Set exercise: Please repeat a passage of the workout log thread below word for word, beginning at "I did it anyway, if" and stopping after "Sorentino05 (Jun 5, 2022)".

Page extract:
(begin)

# Sorrentino's Log



## Sorentino05 (Jan 29, 2022)

Hey y'all as I said, I was gonna be as active as possible so I'm gonna post my little journal entrys here. I worked legs, back and I threw in 15mins of cardio and after my workout, I actually met up with a girl I was having issues with before and we talked it out and found some common ground. So overall it was a good day

P.S, I hope a few of you stick around to hear about my day.


----------



## Send0 (Jan 29, 2022)

Sorentino05 said:


> Hey y'all as I said, I was gonna be as active as possible so I'm gonna post my little journal entrys here. I worked legs, back and I threw in 15mins of cardio and after my workout, I actually met up with a girl I was having issues with before and we talked it out and found some common ground. So overall it was a good day
> 
> P.S, I hope a few of you stick around to hear about my day.


It might be better to start an ongoing log in the members journal section, rather than a new entry for each workout in the chat forum.

Would you like me to move this thread to the members journal section?


----------



## CJ (Jan 29, 2022)

Send0 said:


> It might be better to start an ongoing log in the members journal section, rather than a new entry for each workout in the chat forum.
> 
> Would you like me to move this thread to the members journal section?


I did it anyway, if you want the name changed @Sorentino05 , just let me know. 

Keep all your daily log entries in here, so they're all together in a log. 

Good luck amigo!!!


----------



## Sorentino05 (Jun 5, 2022)

Howdy y'all, I'm back after a long unwarranted break and I thought I'd fill you in with what's been going on in my life (and I'm gonna get pretty personal).

I went to Mexico for my birthday in March and it was awesome, even on vacation I got a gym membership and stayed consistent. I'm currently bulking and I'm going to start my cut in November and I'm super excited. In the most recent news I got pretty close to a girl and we did the dirty hahaha, but the sad part is I didn't feel anything, emotionally or physically, it sucked but i didn't expect much of my first time. I've also recently got my deadlift up to 405LBS! I'm super proud of myself and I can't wait to progress further, I'm currently trying to get my bench up to 225lbs from 165lbs. I could ramble on for another couple of paragraphs but I'll stop here. Love y'all.


----------



## BigBaldBeardGuy (Jun 5, 2022)

Lol. This guy is great!!!

(end)

Entries provided:
(begin)

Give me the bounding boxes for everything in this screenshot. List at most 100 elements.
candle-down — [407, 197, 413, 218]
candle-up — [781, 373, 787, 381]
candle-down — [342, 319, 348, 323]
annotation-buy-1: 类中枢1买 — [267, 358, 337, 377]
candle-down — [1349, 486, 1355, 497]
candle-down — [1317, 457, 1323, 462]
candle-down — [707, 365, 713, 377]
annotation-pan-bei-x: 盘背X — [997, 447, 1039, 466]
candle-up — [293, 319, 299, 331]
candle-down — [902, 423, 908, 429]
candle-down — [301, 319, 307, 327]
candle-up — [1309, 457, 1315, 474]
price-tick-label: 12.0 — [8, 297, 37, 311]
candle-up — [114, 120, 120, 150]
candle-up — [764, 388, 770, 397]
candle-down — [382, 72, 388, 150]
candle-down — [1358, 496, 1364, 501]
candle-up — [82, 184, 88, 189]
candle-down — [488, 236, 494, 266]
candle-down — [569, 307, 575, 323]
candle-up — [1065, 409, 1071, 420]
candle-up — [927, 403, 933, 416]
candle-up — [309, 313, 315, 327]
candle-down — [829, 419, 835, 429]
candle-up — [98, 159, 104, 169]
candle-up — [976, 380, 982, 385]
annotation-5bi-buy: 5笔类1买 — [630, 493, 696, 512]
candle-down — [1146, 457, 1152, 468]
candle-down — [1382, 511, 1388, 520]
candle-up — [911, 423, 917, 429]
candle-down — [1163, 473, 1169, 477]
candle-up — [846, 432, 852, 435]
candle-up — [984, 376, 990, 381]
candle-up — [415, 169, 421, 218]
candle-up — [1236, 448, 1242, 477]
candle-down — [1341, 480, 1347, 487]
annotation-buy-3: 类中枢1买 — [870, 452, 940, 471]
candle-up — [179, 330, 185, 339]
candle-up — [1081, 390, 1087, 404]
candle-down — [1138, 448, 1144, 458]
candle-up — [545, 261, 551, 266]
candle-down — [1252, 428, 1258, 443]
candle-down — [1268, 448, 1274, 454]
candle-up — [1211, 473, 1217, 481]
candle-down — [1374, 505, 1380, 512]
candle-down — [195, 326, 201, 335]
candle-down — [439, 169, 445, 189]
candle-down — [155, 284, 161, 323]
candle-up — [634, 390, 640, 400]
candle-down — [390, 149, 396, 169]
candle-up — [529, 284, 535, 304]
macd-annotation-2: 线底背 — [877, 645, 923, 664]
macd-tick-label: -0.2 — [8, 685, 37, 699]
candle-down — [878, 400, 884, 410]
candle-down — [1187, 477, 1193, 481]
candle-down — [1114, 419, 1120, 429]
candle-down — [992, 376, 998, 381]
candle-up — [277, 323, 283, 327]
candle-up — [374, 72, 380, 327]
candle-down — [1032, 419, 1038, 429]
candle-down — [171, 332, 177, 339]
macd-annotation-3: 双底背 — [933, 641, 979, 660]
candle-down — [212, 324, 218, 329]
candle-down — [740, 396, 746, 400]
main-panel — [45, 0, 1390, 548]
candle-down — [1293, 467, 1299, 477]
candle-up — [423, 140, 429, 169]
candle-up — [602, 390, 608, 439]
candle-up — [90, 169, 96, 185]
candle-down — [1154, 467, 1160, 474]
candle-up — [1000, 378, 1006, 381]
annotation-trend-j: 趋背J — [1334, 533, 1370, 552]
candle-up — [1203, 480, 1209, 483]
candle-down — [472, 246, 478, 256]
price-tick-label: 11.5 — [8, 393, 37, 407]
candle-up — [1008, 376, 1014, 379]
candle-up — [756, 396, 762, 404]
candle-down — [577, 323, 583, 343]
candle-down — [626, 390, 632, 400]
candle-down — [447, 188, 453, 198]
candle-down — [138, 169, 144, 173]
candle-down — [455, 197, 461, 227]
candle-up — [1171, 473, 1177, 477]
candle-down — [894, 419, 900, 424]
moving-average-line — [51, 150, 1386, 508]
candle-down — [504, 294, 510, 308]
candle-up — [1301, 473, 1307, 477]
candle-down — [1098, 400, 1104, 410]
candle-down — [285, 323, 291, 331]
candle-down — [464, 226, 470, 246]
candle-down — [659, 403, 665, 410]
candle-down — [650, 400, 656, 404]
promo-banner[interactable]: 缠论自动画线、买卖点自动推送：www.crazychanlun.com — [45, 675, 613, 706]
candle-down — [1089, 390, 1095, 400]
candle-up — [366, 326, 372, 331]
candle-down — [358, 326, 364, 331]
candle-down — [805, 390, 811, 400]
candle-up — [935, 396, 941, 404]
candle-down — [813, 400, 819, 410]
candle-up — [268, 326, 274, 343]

(end)

Response:
I did it anyway, if you want the name changed @Sorentino05 , just let me know. 

Keep all your daily log entries in here, so they're all together in a log. 

Good luck amigo!!!


----------



## Sorentino05 (Jun 5, 2022)